SHORT PROBLEM:
Note each line that includes the word "education". Copy those lines.

** Start of EXTRACTED MATERIAL **

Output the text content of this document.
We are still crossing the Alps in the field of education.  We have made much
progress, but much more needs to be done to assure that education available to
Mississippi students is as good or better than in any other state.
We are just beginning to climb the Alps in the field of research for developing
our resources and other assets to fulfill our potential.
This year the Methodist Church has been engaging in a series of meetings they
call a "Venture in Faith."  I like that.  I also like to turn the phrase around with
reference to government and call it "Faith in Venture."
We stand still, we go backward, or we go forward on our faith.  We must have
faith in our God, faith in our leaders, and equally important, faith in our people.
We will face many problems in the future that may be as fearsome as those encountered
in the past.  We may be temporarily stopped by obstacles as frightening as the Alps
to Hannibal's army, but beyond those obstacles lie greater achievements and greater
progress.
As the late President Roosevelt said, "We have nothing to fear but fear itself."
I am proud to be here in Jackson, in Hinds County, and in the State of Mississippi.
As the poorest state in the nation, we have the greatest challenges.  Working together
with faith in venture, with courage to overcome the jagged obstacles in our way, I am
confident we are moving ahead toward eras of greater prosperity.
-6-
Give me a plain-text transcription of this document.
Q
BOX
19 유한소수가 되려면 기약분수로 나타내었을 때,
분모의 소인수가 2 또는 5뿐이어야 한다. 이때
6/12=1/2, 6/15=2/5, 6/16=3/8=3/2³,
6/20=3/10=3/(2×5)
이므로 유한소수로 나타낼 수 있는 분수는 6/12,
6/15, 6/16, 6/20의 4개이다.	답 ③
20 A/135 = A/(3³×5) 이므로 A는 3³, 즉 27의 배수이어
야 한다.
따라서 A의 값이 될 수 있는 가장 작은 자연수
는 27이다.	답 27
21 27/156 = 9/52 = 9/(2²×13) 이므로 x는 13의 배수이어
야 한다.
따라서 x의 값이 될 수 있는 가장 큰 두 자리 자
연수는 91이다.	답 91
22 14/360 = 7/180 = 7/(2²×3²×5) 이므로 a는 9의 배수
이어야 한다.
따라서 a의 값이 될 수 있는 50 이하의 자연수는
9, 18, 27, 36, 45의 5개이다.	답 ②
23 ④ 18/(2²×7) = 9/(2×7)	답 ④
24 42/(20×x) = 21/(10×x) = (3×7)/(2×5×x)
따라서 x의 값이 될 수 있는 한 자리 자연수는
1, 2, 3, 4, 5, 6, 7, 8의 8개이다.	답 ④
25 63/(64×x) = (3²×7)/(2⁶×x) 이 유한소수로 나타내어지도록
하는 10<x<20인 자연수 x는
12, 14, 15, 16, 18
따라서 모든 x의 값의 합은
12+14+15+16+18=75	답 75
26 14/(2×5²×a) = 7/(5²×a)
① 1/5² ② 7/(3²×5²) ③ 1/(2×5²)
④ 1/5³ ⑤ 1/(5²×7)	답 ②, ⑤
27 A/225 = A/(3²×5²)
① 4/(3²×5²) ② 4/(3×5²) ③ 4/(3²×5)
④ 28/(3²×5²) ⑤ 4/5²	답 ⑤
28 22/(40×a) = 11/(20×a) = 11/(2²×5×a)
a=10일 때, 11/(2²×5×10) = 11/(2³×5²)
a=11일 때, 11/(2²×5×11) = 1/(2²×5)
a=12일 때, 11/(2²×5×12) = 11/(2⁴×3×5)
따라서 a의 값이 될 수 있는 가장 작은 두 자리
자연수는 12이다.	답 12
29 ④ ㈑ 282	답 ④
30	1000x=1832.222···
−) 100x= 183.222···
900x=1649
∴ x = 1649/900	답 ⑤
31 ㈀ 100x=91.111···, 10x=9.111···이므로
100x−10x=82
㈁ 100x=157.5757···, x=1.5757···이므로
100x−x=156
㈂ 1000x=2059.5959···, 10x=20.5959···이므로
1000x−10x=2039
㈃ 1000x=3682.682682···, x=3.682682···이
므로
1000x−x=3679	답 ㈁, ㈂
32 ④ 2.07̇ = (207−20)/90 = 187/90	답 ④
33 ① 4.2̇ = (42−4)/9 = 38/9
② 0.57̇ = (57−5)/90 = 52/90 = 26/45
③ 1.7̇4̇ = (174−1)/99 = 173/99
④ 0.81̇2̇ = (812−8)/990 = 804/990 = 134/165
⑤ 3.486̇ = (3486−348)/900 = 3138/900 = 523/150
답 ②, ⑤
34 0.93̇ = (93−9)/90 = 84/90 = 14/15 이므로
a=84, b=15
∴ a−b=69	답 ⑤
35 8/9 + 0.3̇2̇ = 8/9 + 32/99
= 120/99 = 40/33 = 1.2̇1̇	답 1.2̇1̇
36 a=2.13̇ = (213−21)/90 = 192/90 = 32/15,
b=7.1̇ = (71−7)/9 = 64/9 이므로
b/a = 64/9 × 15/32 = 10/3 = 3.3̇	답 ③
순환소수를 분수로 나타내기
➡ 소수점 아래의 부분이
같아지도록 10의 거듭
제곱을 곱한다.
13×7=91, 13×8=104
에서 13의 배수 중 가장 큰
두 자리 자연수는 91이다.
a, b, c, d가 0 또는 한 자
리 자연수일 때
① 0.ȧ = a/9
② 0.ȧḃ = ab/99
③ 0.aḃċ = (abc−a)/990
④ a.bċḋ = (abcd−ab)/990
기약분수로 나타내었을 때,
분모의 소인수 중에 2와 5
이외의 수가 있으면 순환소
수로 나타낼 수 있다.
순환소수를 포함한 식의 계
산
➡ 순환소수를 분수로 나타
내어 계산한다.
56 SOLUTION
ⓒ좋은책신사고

** End of EXTRACTED MATERIAL **

REPLY TO THE TASK:
We are still crossing the Alps in the field of education.  We have made much
progress, but much more needs to be done to assure that education available to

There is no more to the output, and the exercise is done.